Task directions
In this exercise, reproduce all the entries that follow exactly.

Supplied records
-- Begin --

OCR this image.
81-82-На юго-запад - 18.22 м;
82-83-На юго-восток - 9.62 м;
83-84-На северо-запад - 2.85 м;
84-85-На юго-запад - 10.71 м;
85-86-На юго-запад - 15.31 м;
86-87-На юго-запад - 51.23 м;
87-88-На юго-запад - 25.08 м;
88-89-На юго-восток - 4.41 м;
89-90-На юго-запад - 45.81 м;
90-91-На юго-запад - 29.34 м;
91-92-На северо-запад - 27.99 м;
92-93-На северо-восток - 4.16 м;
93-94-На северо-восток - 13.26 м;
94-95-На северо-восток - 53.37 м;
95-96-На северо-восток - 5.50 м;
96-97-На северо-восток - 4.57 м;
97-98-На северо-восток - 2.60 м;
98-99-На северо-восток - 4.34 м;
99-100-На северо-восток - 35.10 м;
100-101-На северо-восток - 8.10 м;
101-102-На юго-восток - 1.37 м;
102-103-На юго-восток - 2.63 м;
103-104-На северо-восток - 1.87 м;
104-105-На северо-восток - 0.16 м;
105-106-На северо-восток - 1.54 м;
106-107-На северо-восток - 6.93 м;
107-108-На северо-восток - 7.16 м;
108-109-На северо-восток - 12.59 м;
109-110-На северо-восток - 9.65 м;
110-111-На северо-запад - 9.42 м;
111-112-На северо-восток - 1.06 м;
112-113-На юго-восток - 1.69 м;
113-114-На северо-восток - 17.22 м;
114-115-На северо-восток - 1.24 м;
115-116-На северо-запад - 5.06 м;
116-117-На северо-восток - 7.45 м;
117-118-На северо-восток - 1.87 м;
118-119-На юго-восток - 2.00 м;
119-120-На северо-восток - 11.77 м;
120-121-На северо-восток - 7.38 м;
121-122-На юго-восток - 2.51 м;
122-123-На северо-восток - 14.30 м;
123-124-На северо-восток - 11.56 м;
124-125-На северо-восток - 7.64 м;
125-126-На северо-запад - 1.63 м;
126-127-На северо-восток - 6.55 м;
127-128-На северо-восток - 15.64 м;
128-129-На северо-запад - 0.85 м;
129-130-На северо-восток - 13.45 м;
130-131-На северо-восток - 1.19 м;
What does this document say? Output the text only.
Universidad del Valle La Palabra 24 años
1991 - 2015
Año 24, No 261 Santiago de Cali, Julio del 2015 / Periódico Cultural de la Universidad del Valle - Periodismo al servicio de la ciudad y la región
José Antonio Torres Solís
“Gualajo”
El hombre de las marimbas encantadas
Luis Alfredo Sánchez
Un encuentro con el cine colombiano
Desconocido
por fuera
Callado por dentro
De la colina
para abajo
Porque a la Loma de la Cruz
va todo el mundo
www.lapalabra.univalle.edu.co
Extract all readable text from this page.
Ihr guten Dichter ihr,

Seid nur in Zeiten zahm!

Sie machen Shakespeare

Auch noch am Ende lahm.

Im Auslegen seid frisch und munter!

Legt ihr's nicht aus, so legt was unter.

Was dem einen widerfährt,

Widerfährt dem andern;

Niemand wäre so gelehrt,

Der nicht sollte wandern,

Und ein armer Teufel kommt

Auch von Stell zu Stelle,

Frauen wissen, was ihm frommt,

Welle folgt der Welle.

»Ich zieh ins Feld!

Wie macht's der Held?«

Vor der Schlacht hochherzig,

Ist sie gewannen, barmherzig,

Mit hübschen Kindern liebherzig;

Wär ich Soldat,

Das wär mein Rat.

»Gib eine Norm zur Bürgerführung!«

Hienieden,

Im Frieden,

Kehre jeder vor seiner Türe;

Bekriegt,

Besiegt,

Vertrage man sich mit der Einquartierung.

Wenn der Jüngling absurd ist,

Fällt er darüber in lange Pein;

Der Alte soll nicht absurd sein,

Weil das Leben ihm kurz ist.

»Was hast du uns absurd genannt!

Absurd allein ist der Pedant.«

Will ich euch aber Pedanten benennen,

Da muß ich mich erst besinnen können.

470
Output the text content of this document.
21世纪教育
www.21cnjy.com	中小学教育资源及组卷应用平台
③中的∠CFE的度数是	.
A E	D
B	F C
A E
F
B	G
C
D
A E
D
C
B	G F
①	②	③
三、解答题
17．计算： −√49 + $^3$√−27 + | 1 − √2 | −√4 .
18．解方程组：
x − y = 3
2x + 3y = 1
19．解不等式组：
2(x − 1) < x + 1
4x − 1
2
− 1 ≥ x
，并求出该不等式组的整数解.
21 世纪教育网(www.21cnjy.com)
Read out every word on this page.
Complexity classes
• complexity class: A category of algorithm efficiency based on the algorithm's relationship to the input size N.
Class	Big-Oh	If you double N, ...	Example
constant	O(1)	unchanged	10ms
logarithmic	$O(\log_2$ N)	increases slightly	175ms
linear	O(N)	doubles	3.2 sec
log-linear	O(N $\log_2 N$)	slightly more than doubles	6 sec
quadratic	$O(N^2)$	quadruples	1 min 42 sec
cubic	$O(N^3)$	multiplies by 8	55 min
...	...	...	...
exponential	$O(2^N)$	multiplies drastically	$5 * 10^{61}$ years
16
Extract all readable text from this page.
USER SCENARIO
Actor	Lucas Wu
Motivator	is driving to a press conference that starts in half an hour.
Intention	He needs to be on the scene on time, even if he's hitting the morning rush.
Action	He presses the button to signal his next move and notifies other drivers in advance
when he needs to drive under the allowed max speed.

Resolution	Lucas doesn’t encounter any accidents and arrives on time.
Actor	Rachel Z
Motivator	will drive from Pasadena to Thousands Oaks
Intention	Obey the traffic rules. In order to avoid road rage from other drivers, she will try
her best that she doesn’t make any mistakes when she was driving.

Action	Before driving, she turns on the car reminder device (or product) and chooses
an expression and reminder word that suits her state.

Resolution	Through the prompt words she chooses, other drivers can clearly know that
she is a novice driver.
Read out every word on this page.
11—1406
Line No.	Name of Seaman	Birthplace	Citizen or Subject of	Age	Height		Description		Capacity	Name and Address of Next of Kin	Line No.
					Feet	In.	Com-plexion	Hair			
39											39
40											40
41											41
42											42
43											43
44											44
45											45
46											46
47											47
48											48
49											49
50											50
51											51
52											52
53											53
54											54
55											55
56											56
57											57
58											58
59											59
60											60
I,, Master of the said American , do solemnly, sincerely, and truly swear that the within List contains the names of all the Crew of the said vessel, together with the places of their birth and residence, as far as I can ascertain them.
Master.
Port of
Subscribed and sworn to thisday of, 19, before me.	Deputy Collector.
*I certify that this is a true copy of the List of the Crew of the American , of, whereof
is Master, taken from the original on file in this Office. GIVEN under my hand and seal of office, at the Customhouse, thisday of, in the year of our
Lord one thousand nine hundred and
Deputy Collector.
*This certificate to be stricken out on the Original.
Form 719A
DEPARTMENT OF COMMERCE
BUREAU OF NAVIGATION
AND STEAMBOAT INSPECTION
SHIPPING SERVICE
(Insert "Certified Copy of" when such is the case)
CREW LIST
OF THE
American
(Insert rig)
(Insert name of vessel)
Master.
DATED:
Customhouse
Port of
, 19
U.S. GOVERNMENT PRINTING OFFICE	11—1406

-- End --

Full response
OCR this image.
81-82-На юго-запад - 18.22 м;
82-83-На юго-восток - 9.62 м;
83-84-На северо-запад - 2.85 м;
84-85-На юго-запад - 10.71 м;
85-86-На юго-запад - 15.31 м;
86-87-На юго-запад - 51.23 м;
87-88-На юго-запад - 25.08 м;
88-89-На юго-восток - 4.41 м;
89-90-На юго-запад - 45.81 м;
90-91-На юго-запад - 29.34 м;
91-92-На северо-запад - 27.99 м;
92-93-На северо-восток - 4.16 м;
93-94-На северо-восток - 13.26 м;
94-95-На северо-восток - 53.37 м;
95-96-На северо-восток - 5.50 м;
96-97-На северо-восток - 4.57 м;
97-98-На северо-восток - 2.60 м;
98-99-На северо-восток - 4.34 м;
99-100-На северо-восток - 35.10 м;
100-101-На северо-восток - 8.10 м;
101-102-На юго-восток - 1.37 м;
102-103-На юго-восток - 2.63 м;
103-104-На северо-восток - 1.87 м;
104-105-На северо-восток - 0.16 м;
105-106-На северо-восток - 1.54 м;
106-107-На северо-восток - 6.93 м;
107-108-На северо-восток - 7.16 м;
108-109-На северо-восток - 12.59 м;
109-110-На северо-восток - 9.65 м;
110-111-На северо-запад - 9.42 м;
111-112-На северо-восток - 1.06 м;
112-113-На юго-восток - 1.69 м;
113-114-На северо-восток - 17.22 м;
114-115-На северо-восток - 1.24 м;
115-116-На северо-запад - 5.06 м;
116-117-На северо-восток - 7.45 м;
117-118-На северо-восток - 1.87 м;
118-119-На юго-восток - 2.00 м;
119-120-На северо-восток - 11.77 м;
120-121-На северо-восток - 7.38 м;
121-122-На юго-восток - 2.51 м;
122-123-На северо-восток - 14.30 м;
123-124-На северо-восток - 11.56 м;
124-125-На северо-восток - 7.64 м;
125-126-На северо-запад - 1.63 м;
126-127-На северо-восток - 6.55 м;
127-128-На северо-восток - 15.64 м;
128-129-На северо-запад - 0.85 м;
129-130-На северо-восток - 13.45 м;
130-131-На северо-восток - 1.19 м;
What does this document say? Output the text only.
Universidad del Valle La Palabra 24 años
1991 - 2015
Año 24, No 261 Santiago de Cali, Julio del 2015 / Periódico Cultural de la Universidad del Valle - Periodismo al servicio de la ciudad y la región
José Antonio Torres Solís
“Gualajo”
El hombre de las marimbas encantadas
Luis Alfredo Sánchez
Un encuentro con el cine colombiano
Desconocido
por fuera
Callado por dentro
De la colina
para abajo
Porque a la Loma de la Cruz
va todo el mundo
www.lapalabra.univalle.edu.co
Extract all readable text from this page.
Ihr guten Dichter ihr,

Seid nur in Zeiten zahm!

Sie machen Shakespeare

Auch noch am Ende lahm.

Im Auslegen seid frisch und munter!

Legt ihr's nicht aus, so legt was unter.

Was dem einen widerfährt,

Widerfährt dem andern;

Niemand wäre so gelehrt,

Der nicht sollte wandern,

Und ein armer Teufel kommt

Auch von Stell zu Stelle,

Frauen wissen, was ihm frommt,

Welle folgt der Welle.

»Ich zieh ins Feld!

Wie macht's der Held?«

Vor der Schlacht hochherzig,

Ist sie gewannen, barmherzig,

Mit hübschen Kindern liebherzig;

Wär ich Soldat,

Das wär mein Rat.

»Gib eine Norm zur Bürgerführung!«

Hienieden,

Im Frieden,

Kehre jeder vor seiner Türe;

Bekriegt,

Besiegt,

Vertrage man sich mit der Einquartierung.

Wenn der Jüngling absurd ist,

Fällt er darüber in lange Pein;

Der Alte soll nicht absurd sein,

Weil das Leben ihm kurz ist.

»Was hast du uns absurd genannt!

Absurd allein ist der Pedant.«

Will ich euch aber Pedanten benennen,

Da muß ich mich erst besinnen können.

470
Output the text content of this document.
21世纪教育
www.21cnjy.com	中小学教育资源及组卷应用平台
③中的∠CFE的度数是	.
A E	D
B	F C
A E
F
B	G
C
D
A E
D
C
B	G F
①	②	③
三、解答题
17．计算： −√49 + $^3$√−27 + | 1 − √2 | −√4 .
18．解方程组：
x − y = 3
2x + 3y = 1
19．解不等式组：
2(x − 1) < x + 1
4x − 1
2
− 1 ≥ x
，并求出该不等式组的整数解.
21 世纪教育网(www.21cnjy.com)
Read out every word on this page.
Complexity classes
• complexity class: A category of algorithm efficiency based on the algorithm's relationship to the input size N.
Class	Big-Oh	If you double N, ...	Example
constant	O(1)	unchanged	10ms
logarithmic	$O(\log_2$ N)	increases slightly	175ms
linear	O(N)	doubles	3.2 sec
log-linear	O(N $\log_2 N$)	slightly more than doubles	6 sec
quadratic	$O(N^2)$	quadruples	1 min 42 sec
cubic	$O(N^3)$	multiplies by 8	55 min
...	...	...	...
exponential	$O(2^N)$	multiplies drastically	$5 * 10^{61}$ years
16
Extract all readable text from this page.
USER SCENARIO
Actor	Lucas Wu
Motivator	is driving to a press conference that starts in half an hour.
Intention	He needs to be on the scene on time, even if he's hitting the morning rush.
Action	He presses the button to signal his next move and notifies other drivers in advance
when he needs to drive under the allowed max speed.

Resolution	Lucas doesn’t encounter any accidents and arrives on time.
Actor	Rachel Z
Motivator	will drive from Pasadena to Thousands Oaks
Intention	Obey the traffic rules. In order to avoid road rage from other drivers, she will try
her best that she doesn’t make any mistakes when she was driving.

Action	Before driving, she turns on the car reminder device (or product) and chooses
an expression and reminder word that suits her state.

Resolution	Through the prompt words she chooses, other drivers can clearly know that
she is a novice driver.
Read out every word on this page.
11—1406
Line No.	Name of Seaman	Birthplace	Citizen or Subject of	Age	Height		Description		Capacity	Name and Address of Next of Kin	Line No.
					Feet	In.	Com-plexion	Hair			
39											39
40											40
41											41
42											42
43											43
44											44
45											45
46											46
47											47
48											48
49											49
50											50
51											51
52											52
53											53
54											54
55											55
56											56
57											57
58											58
59											59
60											60
I,, Master of the said American , do solemnly, sincerely, and truly swear that the within List contains the names of all the Crew of the said vessel, together with the places of their birth and residence, as far as I can ascertain them.
Master.
Port of
Subscribed and sworn to thisday of, 19, before me.	Deputy Collector.
*I certify that this is a true copy of the List of the Crew of the American , of, whereof
is Master, taken from the original on file in this Office. GIVEN under my hand and seal of office, at the Customhouse, thisday of, in the year of our
Lord one thousand nine hundred and
Deputy Collector.
*This certificate to be stricken out on the Original.
Form 719A
DEPARTMENT OF COMMERCE
BUREAU OF NAVIGATION
AND STEAMBOAT INSPECTION
SHIPPING SERVICE
(Insert "Certified Copy of" when such is the case)
CREW LIST
OF THE
American
(Insert rig)
(Insert name of vessel)
Master.
DATED:
Customhouse
Port of
, 19
U.S. GOVERNMENT PRINTING OFFICE	11—1406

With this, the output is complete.